## start Material provided
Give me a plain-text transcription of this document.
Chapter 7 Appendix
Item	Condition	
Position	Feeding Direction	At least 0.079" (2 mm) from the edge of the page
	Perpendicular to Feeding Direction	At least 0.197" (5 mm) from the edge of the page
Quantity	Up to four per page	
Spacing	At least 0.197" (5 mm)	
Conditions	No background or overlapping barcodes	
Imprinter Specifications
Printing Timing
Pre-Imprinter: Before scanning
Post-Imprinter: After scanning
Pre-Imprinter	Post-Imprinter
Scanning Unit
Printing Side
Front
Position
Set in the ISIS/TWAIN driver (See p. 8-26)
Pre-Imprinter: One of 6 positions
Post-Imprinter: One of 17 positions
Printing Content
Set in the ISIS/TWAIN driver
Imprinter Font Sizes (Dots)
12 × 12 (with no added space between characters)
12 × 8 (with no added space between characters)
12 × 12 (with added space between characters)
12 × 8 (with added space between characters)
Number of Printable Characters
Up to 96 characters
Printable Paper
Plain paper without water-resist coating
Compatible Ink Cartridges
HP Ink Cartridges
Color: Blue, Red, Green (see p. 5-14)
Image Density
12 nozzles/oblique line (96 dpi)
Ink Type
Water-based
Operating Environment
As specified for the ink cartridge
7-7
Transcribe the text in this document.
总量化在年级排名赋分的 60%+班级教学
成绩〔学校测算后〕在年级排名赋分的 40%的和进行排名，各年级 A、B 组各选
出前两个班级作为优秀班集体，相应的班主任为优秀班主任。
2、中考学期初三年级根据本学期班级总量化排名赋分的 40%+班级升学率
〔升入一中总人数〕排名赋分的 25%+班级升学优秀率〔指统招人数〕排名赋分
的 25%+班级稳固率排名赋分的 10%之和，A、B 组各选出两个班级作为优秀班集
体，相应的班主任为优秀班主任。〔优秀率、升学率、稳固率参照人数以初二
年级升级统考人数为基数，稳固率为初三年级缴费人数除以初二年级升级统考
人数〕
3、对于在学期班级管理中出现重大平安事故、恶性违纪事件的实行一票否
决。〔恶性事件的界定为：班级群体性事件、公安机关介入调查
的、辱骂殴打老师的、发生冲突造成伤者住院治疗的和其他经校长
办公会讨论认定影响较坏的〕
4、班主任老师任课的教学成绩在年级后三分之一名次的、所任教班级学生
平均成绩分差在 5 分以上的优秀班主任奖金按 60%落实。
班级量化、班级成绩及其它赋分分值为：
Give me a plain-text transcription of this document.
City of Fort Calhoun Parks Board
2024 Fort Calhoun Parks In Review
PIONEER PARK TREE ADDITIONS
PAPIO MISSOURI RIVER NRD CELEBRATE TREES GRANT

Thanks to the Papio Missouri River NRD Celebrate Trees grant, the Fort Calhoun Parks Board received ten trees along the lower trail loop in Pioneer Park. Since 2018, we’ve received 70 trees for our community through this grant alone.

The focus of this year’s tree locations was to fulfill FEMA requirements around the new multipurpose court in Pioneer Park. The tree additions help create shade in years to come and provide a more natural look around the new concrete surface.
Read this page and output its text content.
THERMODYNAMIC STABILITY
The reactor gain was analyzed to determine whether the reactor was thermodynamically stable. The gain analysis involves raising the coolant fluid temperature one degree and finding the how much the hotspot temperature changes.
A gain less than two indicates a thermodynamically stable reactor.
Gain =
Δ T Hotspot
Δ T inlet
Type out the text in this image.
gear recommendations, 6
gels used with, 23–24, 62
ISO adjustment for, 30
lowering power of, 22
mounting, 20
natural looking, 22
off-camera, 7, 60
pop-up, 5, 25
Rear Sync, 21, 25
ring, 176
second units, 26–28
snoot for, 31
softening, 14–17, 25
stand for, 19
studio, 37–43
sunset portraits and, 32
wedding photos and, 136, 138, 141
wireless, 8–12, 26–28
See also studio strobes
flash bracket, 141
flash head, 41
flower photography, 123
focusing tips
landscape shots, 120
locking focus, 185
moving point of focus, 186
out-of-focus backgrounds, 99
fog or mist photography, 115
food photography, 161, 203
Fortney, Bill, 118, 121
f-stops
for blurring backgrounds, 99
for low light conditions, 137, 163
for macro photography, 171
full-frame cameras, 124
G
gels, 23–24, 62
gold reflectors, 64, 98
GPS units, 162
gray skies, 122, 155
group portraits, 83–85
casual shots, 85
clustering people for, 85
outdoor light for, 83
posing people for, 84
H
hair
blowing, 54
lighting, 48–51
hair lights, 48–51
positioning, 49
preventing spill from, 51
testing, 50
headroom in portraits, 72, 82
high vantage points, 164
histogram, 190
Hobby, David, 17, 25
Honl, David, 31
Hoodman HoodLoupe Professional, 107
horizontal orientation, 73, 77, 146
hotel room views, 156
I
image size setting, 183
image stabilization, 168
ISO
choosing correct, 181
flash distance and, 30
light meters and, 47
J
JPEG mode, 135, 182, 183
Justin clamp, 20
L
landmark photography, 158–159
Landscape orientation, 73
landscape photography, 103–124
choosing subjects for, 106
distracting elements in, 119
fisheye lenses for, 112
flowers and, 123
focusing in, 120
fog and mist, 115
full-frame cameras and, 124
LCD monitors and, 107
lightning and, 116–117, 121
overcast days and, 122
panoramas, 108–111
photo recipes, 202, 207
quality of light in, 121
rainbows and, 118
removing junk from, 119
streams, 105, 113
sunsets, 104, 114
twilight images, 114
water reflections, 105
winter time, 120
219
## end Material provided
Provide only the number of lines in the entries that hold the word "text".

5